------ Input data ------

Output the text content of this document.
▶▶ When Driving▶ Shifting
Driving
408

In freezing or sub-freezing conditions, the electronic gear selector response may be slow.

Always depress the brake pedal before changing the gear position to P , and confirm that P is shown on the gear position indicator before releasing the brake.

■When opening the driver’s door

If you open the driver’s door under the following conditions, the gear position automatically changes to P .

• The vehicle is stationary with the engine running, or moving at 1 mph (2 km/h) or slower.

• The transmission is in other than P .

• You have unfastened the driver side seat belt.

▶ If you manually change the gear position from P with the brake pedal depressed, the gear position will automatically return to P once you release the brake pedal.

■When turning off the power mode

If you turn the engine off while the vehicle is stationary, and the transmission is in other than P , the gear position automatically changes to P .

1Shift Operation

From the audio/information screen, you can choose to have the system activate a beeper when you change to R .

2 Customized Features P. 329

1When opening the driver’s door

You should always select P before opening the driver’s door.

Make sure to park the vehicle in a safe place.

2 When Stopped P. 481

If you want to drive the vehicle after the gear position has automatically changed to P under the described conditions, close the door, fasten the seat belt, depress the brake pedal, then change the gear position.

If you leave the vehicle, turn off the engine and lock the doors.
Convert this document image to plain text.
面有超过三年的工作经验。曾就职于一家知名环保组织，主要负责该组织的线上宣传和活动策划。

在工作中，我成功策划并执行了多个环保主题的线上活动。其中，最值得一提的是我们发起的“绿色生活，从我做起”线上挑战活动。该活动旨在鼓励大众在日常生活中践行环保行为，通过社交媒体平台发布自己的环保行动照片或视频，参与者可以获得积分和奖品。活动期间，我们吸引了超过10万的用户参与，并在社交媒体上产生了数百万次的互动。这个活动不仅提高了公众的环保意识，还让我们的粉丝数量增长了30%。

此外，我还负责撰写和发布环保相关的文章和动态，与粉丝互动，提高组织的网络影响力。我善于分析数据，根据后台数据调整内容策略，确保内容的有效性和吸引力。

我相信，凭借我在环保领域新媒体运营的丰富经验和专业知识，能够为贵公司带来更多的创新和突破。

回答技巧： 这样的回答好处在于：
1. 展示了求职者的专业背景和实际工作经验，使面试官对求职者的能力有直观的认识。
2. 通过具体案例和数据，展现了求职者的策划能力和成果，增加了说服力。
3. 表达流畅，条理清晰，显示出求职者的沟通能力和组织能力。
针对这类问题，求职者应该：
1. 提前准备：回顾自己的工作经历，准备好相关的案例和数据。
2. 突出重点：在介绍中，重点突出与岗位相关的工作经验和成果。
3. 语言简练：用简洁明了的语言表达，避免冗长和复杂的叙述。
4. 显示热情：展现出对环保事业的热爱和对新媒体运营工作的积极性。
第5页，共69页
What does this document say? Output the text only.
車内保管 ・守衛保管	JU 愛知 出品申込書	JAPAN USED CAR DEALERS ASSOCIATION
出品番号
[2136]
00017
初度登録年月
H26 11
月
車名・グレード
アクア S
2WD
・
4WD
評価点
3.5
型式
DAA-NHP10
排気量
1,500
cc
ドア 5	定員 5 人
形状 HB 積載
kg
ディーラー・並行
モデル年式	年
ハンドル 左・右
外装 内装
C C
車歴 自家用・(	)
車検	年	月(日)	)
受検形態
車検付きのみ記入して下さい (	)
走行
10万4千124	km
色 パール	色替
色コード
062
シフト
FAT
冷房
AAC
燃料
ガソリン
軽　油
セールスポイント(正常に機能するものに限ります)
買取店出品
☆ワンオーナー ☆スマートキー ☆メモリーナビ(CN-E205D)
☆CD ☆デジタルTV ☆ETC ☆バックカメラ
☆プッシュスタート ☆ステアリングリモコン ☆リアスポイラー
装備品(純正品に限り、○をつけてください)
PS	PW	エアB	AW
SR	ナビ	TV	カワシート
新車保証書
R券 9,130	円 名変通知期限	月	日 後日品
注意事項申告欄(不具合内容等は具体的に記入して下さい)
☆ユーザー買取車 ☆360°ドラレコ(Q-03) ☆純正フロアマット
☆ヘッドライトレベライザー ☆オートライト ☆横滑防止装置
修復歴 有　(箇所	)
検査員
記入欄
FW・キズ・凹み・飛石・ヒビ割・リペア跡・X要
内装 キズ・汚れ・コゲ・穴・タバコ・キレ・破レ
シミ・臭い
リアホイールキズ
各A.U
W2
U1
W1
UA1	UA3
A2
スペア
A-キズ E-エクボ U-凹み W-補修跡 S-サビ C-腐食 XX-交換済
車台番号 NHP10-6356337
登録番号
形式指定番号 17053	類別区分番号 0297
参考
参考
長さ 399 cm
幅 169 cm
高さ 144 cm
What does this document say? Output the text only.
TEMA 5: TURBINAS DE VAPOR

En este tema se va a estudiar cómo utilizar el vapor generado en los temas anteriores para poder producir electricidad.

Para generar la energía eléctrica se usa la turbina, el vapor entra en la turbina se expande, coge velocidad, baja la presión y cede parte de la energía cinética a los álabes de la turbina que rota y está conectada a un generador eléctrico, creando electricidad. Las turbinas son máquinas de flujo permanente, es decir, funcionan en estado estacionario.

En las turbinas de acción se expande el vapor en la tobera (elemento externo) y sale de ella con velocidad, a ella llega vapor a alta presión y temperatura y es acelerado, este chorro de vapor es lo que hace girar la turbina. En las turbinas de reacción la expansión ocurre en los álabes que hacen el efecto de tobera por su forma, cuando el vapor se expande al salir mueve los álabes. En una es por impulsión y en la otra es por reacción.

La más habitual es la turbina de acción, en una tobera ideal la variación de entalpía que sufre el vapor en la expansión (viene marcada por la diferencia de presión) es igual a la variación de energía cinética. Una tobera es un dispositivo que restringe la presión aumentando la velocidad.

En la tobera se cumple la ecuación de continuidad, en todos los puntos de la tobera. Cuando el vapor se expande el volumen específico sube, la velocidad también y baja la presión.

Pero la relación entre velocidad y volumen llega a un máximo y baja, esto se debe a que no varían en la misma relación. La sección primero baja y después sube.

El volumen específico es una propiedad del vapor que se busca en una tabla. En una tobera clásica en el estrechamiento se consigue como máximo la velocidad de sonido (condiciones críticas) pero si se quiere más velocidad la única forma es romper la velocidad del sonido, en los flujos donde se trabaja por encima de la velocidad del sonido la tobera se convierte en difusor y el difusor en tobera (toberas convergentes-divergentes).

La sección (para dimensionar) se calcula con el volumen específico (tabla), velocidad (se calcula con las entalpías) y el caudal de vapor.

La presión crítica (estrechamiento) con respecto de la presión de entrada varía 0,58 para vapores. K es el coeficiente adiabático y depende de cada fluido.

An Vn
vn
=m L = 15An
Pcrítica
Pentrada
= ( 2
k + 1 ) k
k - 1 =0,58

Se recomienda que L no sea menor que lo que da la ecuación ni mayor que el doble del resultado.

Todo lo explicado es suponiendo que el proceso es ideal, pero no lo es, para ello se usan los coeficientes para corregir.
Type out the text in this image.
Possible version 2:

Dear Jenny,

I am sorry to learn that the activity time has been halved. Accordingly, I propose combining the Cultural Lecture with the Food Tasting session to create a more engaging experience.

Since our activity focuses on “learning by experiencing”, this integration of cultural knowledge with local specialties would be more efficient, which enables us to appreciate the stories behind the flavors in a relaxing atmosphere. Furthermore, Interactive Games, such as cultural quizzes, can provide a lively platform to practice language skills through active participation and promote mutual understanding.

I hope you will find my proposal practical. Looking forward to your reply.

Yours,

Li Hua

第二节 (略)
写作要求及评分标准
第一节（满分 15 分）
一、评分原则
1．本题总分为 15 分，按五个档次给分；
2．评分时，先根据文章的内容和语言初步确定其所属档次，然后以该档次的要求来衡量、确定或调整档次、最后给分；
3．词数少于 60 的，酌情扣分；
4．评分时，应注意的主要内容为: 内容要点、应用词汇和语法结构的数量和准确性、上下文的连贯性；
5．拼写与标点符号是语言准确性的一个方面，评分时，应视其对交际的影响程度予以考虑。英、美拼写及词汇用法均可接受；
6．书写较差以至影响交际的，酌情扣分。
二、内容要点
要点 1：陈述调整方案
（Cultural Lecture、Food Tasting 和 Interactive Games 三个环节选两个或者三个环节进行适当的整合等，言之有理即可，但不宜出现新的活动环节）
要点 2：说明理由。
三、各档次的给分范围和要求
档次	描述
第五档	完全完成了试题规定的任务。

------

#### [Written problem]
Only lines with "Tasting" are wanted here; list each of them.

#### [Solution to this task]
I am sorry to learn that the activity time has been halved. Accordingly, I propose combining the Cultural Lecture with the Food Tasting session to create a more engaging experience.
（Cultural Lecture、Food Tasting 和 Interactive Games 三个环节选两个或者三个环节进行适当的整合等，言之有理即可，但不宜出现新的活动环节）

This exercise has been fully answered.